- [Exercise requirements] Please give back every line of the records below word for word, with nothing changed, added, or left out.

- [Records to process]
—————

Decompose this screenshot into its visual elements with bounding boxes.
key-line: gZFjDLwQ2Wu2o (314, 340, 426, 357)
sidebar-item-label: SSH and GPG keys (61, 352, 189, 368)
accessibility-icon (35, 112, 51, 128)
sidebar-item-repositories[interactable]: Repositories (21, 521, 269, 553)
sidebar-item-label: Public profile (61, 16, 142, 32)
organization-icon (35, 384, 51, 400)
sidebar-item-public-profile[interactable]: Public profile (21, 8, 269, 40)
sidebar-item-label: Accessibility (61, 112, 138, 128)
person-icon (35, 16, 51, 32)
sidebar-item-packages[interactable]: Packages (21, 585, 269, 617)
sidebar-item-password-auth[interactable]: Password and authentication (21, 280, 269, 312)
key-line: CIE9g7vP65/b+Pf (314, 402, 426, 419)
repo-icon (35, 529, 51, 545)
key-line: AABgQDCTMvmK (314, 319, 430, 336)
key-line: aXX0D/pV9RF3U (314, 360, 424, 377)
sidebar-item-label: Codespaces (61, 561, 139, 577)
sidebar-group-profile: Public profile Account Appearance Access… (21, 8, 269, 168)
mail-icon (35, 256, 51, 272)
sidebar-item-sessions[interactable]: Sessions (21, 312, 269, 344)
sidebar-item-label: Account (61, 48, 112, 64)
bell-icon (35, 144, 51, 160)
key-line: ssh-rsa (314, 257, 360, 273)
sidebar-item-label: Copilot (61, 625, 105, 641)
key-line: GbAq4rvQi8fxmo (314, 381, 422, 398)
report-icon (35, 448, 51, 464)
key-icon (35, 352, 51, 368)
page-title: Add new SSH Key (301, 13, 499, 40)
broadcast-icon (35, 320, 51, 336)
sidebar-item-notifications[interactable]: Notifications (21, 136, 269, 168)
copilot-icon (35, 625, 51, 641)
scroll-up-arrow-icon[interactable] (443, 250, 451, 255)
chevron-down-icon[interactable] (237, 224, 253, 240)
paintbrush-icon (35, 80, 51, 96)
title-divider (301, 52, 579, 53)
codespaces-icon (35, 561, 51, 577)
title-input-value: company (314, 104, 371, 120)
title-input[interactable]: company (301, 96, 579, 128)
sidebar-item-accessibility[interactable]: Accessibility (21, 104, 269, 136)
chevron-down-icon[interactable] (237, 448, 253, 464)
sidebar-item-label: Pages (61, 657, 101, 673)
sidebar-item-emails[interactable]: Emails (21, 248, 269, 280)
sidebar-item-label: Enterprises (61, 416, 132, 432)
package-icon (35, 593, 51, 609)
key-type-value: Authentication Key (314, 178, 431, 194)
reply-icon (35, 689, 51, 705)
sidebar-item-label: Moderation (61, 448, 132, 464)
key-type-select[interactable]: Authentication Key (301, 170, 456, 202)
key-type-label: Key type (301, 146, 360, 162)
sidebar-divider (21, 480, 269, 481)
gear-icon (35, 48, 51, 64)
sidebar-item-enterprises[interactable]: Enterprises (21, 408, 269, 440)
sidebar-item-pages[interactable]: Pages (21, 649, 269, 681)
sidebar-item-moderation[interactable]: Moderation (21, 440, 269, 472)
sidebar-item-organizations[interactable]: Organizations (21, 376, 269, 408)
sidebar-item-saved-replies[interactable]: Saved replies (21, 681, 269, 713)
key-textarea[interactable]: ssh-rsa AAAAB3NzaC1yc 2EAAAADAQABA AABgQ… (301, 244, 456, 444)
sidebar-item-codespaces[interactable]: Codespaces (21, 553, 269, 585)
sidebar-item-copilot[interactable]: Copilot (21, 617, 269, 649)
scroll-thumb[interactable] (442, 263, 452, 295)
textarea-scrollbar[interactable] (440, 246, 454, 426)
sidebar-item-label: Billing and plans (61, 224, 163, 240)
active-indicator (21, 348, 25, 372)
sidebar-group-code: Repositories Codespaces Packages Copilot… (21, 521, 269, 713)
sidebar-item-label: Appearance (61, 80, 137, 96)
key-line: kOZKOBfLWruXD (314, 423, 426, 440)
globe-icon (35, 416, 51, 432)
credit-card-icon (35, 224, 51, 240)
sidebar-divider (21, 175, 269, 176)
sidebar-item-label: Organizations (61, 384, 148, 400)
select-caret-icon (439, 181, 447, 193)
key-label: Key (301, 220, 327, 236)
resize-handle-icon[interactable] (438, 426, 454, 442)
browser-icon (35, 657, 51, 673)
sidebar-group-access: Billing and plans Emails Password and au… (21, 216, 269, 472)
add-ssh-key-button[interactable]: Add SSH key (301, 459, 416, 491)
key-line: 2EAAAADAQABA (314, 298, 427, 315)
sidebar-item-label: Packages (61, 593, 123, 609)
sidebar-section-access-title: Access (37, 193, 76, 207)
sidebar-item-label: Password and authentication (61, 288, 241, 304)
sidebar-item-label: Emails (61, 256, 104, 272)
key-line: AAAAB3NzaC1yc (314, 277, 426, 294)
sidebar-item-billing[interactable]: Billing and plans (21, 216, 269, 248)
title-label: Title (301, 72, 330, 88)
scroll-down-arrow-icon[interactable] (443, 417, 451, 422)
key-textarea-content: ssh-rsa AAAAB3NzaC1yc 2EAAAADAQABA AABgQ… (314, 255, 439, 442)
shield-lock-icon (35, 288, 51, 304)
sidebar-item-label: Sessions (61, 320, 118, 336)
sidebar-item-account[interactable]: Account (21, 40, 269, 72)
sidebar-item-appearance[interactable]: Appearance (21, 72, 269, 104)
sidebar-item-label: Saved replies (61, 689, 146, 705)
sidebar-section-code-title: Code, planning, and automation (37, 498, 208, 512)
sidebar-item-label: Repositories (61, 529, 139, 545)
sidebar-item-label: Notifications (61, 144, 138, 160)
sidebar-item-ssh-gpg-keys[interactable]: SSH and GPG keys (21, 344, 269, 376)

—————

- [Solution to the problem]
Decompose this screenshot into its visual elements with bounding boxes.
key-line: gZFjDLwQ2Wu2o (314, 340, 426, 357)
sidebar-item-label: SSH and GPG keys (61, 352, 189, 368)
accessibility-icon (35, 112, 51, 128)
sidebar-item-repositories[interactable]: Repositories (21, 521, 269, 553)
sidebar-item-label: Public profile (61, 16, 142, 32)
organization-icon (35, 384, 51, 400)
sidebar-item-public-profile[interactable]: Public profile (21, 8, 269, 40)
sidebar-item-label: Accessibility (61, 112, 138, 128)
person-icon (35, 16, 51, 32)
sidebar-item-packages[interactable]: Packages (21, 585, 269, 617)
sidebar-item-password-auth[interactable]: Password and authentication (21, 280, 269, 312)
key-line: CIE9g7vP65/b+Pf (314, 402, 426, 419)
repo-icon (35, 529, 51, 545)
key-line: AABgQDCTMvmK (314, 319, 430, 336)
key-line: aXX0D/pV9RF3U (314, 360, 424, 377)
sidebar-item-label: Codespaces (61, 561, 139, 577)
sidebar-group-profile: Public profile Account Appearance Access… (21, 8, 269, 168)
mail-icon (35, 256, 51, 272)
sidebar-item-sessions[interactable]: Sessions (21, 312, 269, 344)
sidebar-item-label: Account (61, 48, 112, 64)
bell-icon (35, 144, 51, 160)
key-line: ssh-rsa (314, 257, 360, 273)
sidebar-item-label: Copilot (61, 625, 105, 641)
key-line: GbAq4rvQi8fxmo (314, 381, 422, 398)
report-icon (35, 448, 51, 464)
key-icon (35, 352, 51, 368)
page-title: Add new SSH Key (301, 13, 499, 40)
broadcast-icon (35, 320, 51, 336)
sidebar-item-notifications[interactable]: Notifications (21, 136, 269, 168)
copilot-icon (35, 625, 51, 641)
scroll-up-arrow-icon[interactable] (443, 250, 451, 255)
chevron-down-icon[interactable] (237, 224, 253, 240)
paintbrush-icon (35, 80, 51, 96)
title-divider (301, 52, 579, 53)
codespaces-icon (35, 561, 51, 577)
title-input-value: company (314, 104, 371, 120)
title-input[interactable]: company (301, 96, 579, 128)
sidebar-item-accessibility[interactable]: Accessibility (21, 104, 269, 136)
chevron-down-icon[interactable] (237, 448, 253, 464)
sidebar-item-label: Pages (61, 657, 101, 673)
sidebar-item-emails[interactable]: Emails (21, 248, 269, 280)
sidebar-item-label: Enterprises (61, 416, 132, 432)
package-icon (35, 593, 51, 609)
key-type-value: Authentication Key (314, 178, 431, 194)
reply-icon (35, 689, 51, 705)
sidebar-item-label: Moderation (61, 448, 132, 464)
key-type-select[interactable]: Authentication Key (301, 170, 456, 202)
key-type-label: Key type (301, 146, 360, 162)
sidebar-divider (21, 480, 269, 481)
gear-icon (35, 48, 51, 64)
sidebar-item-enterprises[interactable]: Enterprises (21, 408, 269, 440)
sidebar-item-pages[interactable]: Pages (21, 649, 269, 681)
sidebar-item-moderation[interactable]: Moderation (21, 440, 269, 472)
sidebar-item-organizations[interactable]: Organizations (21, 376, 269, 408)
sidebar-item-saved-replies[interactable]: Saved replies (21, 681, 269, 713)
key-textarea[interactable]: ssh-rsa AAAAB3NzaC1yc 2EAAAADAQABA AABgQ… (301, 244, 456, 444)
sidebar-item-codespaces[interactable]: Codespaces (21, 553, 269, 585)
sidebar-item-copilot[interactable]: Copilot (21, 617, 269, 649)
scroll-thumb[interactable] (442, 263, 452, 295)
textarea-scrollbar[interactable] (440, 246, 454, 426)
sidebar-item-label: Billing and plans (61, 224, 163, 240)
active-indicator (21, 348, 25, 372)
sidebar-group-code: Repositories Codespaces Packages Copilot… (21, 521, 269, 713)
sidebar-item-label: Appearance (61, 80, 137, 96)
key-line: kOZKOBfLWruXD (314, 423, 426, 440)
globe-icon (35, 416, 51, 432)
credit-card-icon (35, 224, 51, 240)
sidebar-divider (21, 175, 269, 176)
sidebar-item-label: Organizations (61, 384, 148, 400)
select-caret-icon (439, 181, 447, 193)
key-label: Key (301, 220, 327, 236)
resize-handle-icon[interactable] (438, 426, 454, 442)
browser-icon (35, 657, 51, 673)
sidebar-group-access: Billing and plans Emails Password and au… (21, 216, 269, 472)
add-ssh-key-button[interactable]: Add SSH key (301, 459, 416, 491)
key-line: 2EAAAADAQABA (314, 298, 427, 315)
sidebar-item-label: Packages (61, 593, 123, 609)
sidebar-section-access-title: Access (37, 193, 76, 207)
sidebar-item-label: Password and authentication (61, 288, 241, 304)
sidebar-item-label: Emails (61, 256, 104, 272)
key-line: AAAAB3NzaC1yc (314, 277, 426, 294)
sidebar-item-billing[interactable]: Billing and plans (21, 216, 269, 248)
title-label: Title (301, 72, 330, 88)
scroll-down-arrow-icon[interactable] (443, 417, 451, 422)
key-textarea-content: ssh-rsa AAAAB3NzaC1yc 2EAAAADAQABA AABgQ… (314, 255, 439, 442)
shield-lock-icon (35, 288, 51, 304)
sidebar-item-label: Sessions (61, 320, 118, 336)
sidebar-item-account[interactable]: Account (21, 40, 269, 72)
sidebar-item-appearance[interactable]: Appearance (21, 72, 269, 104)
sidebar-item-label: Saved replies (61, 689, 146, 705)
sidebar-section-code-title: Code, planning, and automation (37, 498, 208, 512)
sidebar-item-label: Repositories (61, 529, 139, 545)
sidebar-item-label: Notifications (61, 144, 138, 160)
sidebar-item-ssh-gpg-keys[interactable]: SSH and GPG keys (21, 344, 269, 376)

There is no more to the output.